[Start Data lines]

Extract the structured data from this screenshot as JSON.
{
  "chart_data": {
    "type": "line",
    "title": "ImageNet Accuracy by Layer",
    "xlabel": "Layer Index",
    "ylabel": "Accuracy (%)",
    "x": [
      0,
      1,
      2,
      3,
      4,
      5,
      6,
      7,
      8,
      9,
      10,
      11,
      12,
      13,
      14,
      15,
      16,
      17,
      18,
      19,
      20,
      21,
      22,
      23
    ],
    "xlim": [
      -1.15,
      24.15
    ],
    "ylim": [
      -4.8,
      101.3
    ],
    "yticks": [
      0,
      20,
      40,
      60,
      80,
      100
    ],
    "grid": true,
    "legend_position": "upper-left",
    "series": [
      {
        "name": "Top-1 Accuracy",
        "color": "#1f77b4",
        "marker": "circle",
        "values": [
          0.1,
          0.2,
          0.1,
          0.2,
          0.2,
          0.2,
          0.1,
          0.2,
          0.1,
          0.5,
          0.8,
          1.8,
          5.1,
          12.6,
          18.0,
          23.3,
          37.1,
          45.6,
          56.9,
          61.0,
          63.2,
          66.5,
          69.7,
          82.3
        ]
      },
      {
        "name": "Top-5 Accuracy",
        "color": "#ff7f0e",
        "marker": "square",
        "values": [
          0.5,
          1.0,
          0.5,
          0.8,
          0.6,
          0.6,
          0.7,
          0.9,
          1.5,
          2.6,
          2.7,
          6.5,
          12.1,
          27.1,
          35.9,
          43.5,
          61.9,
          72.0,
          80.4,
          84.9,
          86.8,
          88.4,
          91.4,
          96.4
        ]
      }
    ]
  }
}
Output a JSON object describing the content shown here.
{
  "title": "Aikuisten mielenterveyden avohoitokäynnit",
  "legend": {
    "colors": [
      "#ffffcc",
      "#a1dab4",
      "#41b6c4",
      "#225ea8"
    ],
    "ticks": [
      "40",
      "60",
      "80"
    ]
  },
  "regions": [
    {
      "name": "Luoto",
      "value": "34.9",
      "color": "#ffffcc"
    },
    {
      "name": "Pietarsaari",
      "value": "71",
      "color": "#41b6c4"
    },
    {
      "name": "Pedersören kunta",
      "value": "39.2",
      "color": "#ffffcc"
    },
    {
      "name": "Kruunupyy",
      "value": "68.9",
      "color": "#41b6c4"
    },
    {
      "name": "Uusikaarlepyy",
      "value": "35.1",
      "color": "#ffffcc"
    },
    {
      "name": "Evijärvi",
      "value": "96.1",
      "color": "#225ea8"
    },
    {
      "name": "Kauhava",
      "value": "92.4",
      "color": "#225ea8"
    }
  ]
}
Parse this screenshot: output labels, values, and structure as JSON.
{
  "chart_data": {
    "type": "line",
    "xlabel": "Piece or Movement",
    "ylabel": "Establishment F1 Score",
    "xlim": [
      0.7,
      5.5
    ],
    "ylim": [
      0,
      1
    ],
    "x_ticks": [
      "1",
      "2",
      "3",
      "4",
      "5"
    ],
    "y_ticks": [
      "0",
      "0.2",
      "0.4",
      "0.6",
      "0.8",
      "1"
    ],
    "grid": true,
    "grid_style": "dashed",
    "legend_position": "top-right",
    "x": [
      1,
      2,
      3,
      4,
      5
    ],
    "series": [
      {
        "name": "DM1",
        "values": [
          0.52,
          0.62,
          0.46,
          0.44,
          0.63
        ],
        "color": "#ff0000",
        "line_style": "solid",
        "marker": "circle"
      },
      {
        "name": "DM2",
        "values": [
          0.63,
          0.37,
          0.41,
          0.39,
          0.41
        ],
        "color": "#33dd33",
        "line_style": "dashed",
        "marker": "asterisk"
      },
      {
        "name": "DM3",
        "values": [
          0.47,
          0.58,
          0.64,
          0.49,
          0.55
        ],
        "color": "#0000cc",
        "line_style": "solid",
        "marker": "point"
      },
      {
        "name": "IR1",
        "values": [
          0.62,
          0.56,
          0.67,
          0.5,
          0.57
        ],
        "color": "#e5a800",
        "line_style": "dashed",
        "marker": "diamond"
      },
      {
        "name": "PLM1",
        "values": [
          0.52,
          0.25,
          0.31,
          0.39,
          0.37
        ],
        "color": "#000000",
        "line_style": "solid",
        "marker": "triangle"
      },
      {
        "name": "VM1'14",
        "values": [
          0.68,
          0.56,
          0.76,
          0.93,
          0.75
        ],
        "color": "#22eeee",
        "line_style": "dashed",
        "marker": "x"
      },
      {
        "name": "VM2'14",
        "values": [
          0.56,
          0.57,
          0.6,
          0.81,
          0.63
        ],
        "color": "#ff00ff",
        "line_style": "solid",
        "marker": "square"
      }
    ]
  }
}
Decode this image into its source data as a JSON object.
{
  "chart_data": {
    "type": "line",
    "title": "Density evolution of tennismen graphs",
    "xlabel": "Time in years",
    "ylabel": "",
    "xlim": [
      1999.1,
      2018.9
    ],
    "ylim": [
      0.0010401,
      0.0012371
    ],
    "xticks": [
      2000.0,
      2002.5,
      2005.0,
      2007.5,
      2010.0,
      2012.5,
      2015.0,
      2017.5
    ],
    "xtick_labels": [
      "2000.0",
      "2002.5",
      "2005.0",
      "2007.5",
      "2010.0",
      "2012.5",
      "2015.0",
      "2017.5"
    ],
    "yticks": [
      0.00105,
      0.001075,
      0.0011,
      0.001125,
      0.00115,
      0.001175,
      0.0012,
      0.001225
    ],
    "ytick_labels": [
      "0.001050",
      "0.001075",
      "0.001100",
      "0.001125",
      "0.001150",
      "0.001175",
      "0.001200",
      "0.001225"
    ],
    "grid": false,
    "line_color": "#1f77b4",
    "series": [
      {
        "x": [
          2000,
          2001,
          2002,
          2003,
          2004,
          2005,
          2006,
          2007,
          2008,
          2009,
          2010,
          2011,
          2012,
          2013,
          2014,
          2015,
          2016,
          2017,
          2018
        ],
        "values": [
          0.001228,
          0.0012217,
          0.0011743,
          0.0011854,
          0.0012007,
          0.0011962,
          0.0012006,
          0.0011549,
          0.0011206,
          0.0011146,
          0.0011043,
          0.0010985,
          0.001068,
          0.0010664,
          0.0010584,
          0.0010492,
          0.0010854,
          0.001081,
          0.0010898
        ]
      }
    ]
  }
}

[End Data lines]

▶ [Problem requirements] Send back every record, precisely as written.

▶ [Answer to the exercise]
Extract the structured data from this screenshot as JSON.
{
  "chart_data": {
    "type": "line",
    "title": "ImageNet Accuracy by Layer",
    "xlabel": "Layer Index",
    "ylabel": "Accuracy (%)",
    "x": [
      0,
      1,
      2,
      3,
      4,
      5,
      6,
      7,
      8,
      9,
      10,
      11,
      12,
      13,
      14,
      15,
      16,
      17,
      18,
      19,
      20,
      21,
      22,
      23
    ],
    "xlim": [
      -1.15,
      24.15
    ],
    "ylim": [
      -4.8,
      101.3
    ],
    "yticks": [
      0,
      20,
      40,
      60,
      80,
      100
    ],
    "grid": true,
    "legend_position": "upper-left",
    "series": [
      {
        "name": "Top-1 Accuracy",
        "color": "#1f77b4",
        "marker": "circle",
        "values": [
          0.1,
          0.2,
          0.1,
          0.2,
          0.2,
          0.2,
          0.1,
          0.2,
          0.1,
          0.5,
          0.8,
          1.8,
          5.1,
          12.6,
          18.0,
          23.3,
          37.1,
          45.6,
          56.9,
          61.0,
          63.2,
          66.5,
          69.7,
          82.3
        ]
      },
      {
        "name": "Top-5 Accuracy",
        "color": "#ff7f0e",
        "marker": "square",
        "values": [
          0.5,
          1.0,
          0.5,
          0.8,
          0.6,
          0.6,
          0.7,
          0.9,
          1.5,
          2.6,
          2.7,
          6.5,
          12.1,
          27.1,
          35.9,
          43.5,
          61.9,
          72.0,
          80.4,
          84.9,
          86.8,
          88.4,
          91.4,
          96.4
        ]
      }
    ]
  }
}
Output a JSON object describing the content shown here.
{
  "title": "Aikuisten mielenterveyden avohoitokäynnit",
  "legend": {
    "colors": [
      "#ffffcc",
      "#a1dab4",
      "#41b6c4",
      "#225ea8"
    ],
    "ticks": [
      "40",
      "60",
      "80"
    ]
  },
  "regions": [
    {
      "name": "Luoto",
      "value": "34.9",
      "color": "#ffffcc"
    },
    {
      "name": "Pietarsaari",
      "value": "71",
      "color": "#41b6c4"
    },
    {
      "name": "Pedersören kunta",
      "value": "39.2",
      "color": "#ffffcc"
    },
    {
      "name": "Kruunupyy",
      "value": "68.9",
      "color": "#41b6c4"
    },
    {
      "name": "Uusikaarlepyy",
      "value": "35.1",
      "color": "#ffffcc"
    },
    {
      "name": "Evijärvi",
      "value": "96.1",
      "color": "#225ea8"
    },
    {
      "name": "Kauhava",
      "value": "92.4",
      "color": "#225ea8"
    }
  ]
}
Parse this screenshot: output labels, values, and structure as JSON.
{
  "chart_data": {
    "type": "line",
    "xlabel": "Piece or Movement",
    "ylabel": "Establishment F1 Score",
    "xlim": [
      0.7,
      5.5
    ],
    "ylim": [
      0,
      1
    ],
    "x_ticks": [
      "1",
      "2",
      "3",
      "4",
      "5"
    ],
    "y_ticks": [
      "0",
      "0.2",
      "0.4",
      "0.6",
      "0.8",
      "1"
    ],
    "grid": true,
    "grid_style": "dashed",
    "legend_position": "top-right",
    "x": [
      1,
      2,
      3,
      4,
      5
    ],
    "series": [
      {
        "name": "DM1",
        "values": [
          0.52,
          0.62,
          0.46,
          0.44,
          0.63
        ],
        "color": "#ff0000",
        "line_style": "solid",
        "marker": "circle"
      },
      {
        "name": "DM2",
        "values": [
          0.63,
          0.37,
          0.41,
          0.39,
          0.41
        ],
        "color": "#33dd33",
        "line_style": "dashed",
        "marker": "asterisk"
      },
      {
        "name": "DM3",
        "values": [
          0.47,
          0.58,
          0.64,
          0.49,
          0.55
        ],
        "color": "#0000cc",
        "line_style": "solid",
        "marker": "point"
      },
      {
        "name": "IR1",
        "values": [
          0.62,
          0.56,
          0.67,
          0.5,
          0.57
        ],
        "color": "#e5a800",
        "line_style": "dashed",
        "marker": "diamond"
      },
      {
        "name": "PLM1",
        "values": [
          0.52,
          0.25,
          0.31,
          0.39,
          0.37
        ],
        "color": "#000000",
        "line_style": "solid",
        "marker": "triangle"
      },
      {
        "name": "VM1'14",
        "values": [
          0.68,
          0.56,
          0.76,
          0.93,
          0.75
        ],
        "color": "#22eeee",
        "line_style": "dashed",
        "marker": "x"
      },
      {
        "name": "VM2'14",
        "values": [
          0.56,
          0.57,
          0.6,
          0.81,
          0.63
        ],
        "color": "#ff00ff",
        "line_style": "solid",
        "marker": "square"
      }
    ]
  }
}
Decode this image into its source data as a JSON object.
{
  "chart_data": {
    "type": "line",
    "title": "Density evolution of tennismen graphs",
    "xlabel": "Time in years",
    "ylabel": "",
    "xlim": [
      1999.1,
      2018.9
    ],
    "ylim": [
      0.0010401,
      0.0012371
    ],
    "xticks": [
      2000.0,
      2002.5,
      2005.0,
      2007.5,
      2010.0,
      2012.5,
      2015.0,
      2017.5
    ],
    "xtick_labels": [
      "2000.0",
      "2002.5",
      "2005.0",
      "2007.5",
      "2010.0",
      "2012.5",
      "2015.0",
      "2017.5"
    ],
    "yticks": [
      0.00105,
      0.001075,
      0.0011,
      0.001125,
      0.00115,
      0.001175,
      0.0012,
      0.001225
    ],
    "ytick_labels": [
      "0.001050",
      "0.001075",
      "0.001100",
      "0.001125",
      "0.001150",
      "0.001175",
      "0.001200",
      "0.001225"
    ],
    "grid": false,
    "line_color": "#1f77b4",
    "series": [
      {
        "x": [
          2000,
          2001,
          2002,
          2003,
          2004,
          2005,
          2006,
          2007,
          2008,
          2009,
          2010,
          2011,
          2012,
          2013,
          2014,
          2015,
          2016,
          2017,
          2018
        ],
        "values": [
          0.001228,
          0.0012217,
          0.0011743,
          0.0011854,
          0.0012007,
          0.0011962,
          0.0012006,
          0.0011549,
          0.0011206,
          0.0011146,
          0.0011043,
          0.0010985,
          0.001068,
          0.0010664,
          0.0010584,
          0.0010492,
          0.0010854,
          0.001081,
          0.0010898
        ]
      }
    ]
  }
}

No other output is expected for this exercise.